** start of DATA FOR PROCESSING **

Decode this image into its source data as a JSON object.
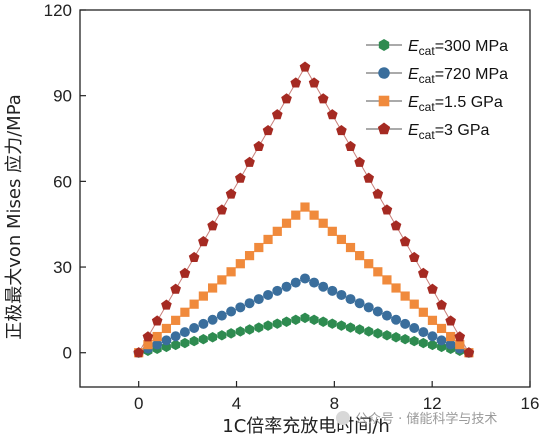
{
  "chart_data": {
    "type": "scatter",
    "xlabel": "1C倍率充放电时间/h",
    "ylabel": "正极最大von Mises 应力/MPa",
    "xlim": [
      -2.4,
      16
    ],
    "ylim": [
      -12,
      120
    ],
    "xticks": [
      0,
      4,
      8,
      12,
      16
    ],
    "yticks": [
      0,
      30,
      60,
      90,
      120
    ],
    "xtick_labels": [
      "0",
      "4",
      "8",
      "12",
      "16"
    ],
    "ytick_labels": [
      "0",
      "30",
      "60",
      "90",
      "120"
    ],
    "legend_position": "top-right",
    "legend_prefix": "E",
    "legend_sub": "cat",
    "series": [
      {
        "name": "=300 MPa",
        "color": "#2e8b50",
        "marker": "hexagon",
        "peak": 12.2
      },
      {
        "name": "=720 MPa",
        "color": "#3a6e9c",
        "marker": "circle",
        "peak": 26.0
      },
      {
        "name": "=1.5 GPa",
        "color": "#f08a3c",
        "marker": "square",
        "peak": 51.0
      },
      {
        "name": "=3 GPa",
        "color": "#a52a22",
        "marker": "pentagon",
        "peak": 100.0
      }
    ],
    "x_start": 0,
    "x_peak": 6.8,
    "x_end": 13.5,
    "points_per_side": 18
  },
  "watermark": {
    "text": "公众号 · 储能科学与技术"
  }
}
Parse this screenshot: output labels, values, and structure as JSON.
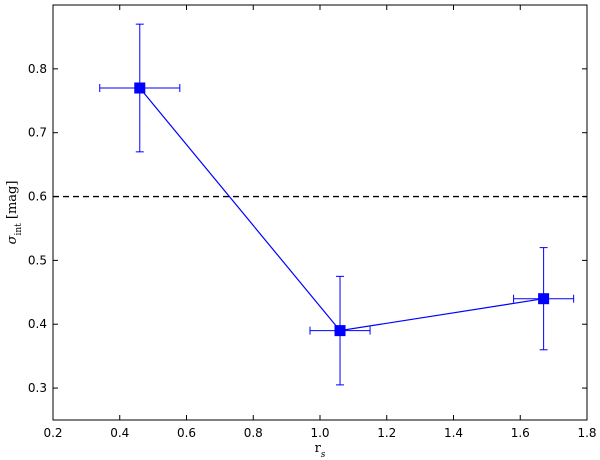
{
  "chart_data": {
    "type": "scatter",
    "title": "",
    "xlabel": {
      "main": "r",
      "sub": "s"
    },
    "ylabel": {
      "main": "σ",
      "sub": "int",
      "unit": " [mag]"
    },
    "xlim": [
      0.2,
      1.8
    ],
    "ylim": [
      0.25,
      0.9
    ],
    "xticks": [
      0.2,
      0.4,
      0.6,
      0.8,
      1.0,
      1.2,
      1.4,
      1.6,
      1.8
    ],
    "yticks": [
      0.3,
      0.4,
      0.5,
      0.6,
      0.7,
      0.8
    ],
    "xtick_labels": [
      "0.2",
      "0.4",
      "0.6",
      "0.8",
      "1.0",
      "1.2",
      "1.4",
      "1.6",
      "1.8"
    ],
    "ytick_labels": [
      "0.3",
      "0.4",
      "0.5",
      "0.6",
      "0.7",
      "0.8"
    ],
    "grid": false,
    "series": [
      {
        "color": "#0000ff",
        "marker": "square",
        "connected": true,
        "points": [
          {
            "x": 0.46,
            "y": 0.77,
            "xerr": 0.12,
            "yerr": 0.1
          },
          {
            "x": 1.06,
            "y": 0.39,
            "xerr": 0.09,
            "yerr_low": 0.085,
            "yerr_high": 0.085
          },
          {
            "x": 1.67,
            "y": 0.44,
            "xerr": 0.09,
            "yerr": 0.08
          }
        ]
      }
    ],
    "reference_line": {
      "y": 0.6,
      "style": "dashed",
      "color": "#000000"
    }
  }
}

** end of DATA FOR PROCESSING **

TASK TO COMPLETE – Output exactly the lines from the one containing "Parse this screenshot: output" through the last line of the records above, both included, leaving out any pictures.

RESULT –
Parse this screenshot: output labels, values, and structure as JSON.
{
  "chart_data": {
    "type": "scatter",
    "title": "",
    "xlabel": {
      "main": "r",
      "sub": "s"
    },
    "ylabel": {
      "main": "σ",
      "sub": "int",
      "unit": " [mag]"
    },
    "xlim": [
      0.2,
      1.8
    ],
    "ylim": [
      0.25,
      0.9
    ],
    "xticks": [
      0.2,
      0.4,
      0.6,
      0.8,
      1.0,
      1.2,
      1.4,
      1.6,
      1.8
    ],
    "yticks": [
      0.3,
      0.4,
      0.5,
      0.6,
      0.7,
      0.8
    ],
    "xtick_labels": [
      "0.2",
      "0.4",
      "0.6",
      "0.8",
      "1.0",
      "1.2",
      "1.4",
      "1.6",
      "1.8"
    ],
    "ytick_labels": [
      "0.3",
      "0.4",
      "0.5",
      "0.6",
      "0.7",
      "0.8"
    ],
    "grid": false,
    "series": [
      {
        "color": "#0000ff",
        "marker": "square",
        "connected": true,
        "points": [
          {
            "x": 0.46,
            "y": 0.77,
            "xerr": 0.12,
            "yerr": 0.1
          },
          {
            "x": 1.06,
            "y": 0.39,
            "xerr": 0.09,
            "yerr_low": 0.085,
            "yerr_high": 0.085
          },
          {
            "x": 1.67,
            "y": 0.44,
            "xerr": 0.09,
            "yerr": 0.08
          }
        ]
      }
    ],
    "reference_line": {
      "y": 0.6,
      "style": "dashed",
      "color": "#000000"
    }
  }
}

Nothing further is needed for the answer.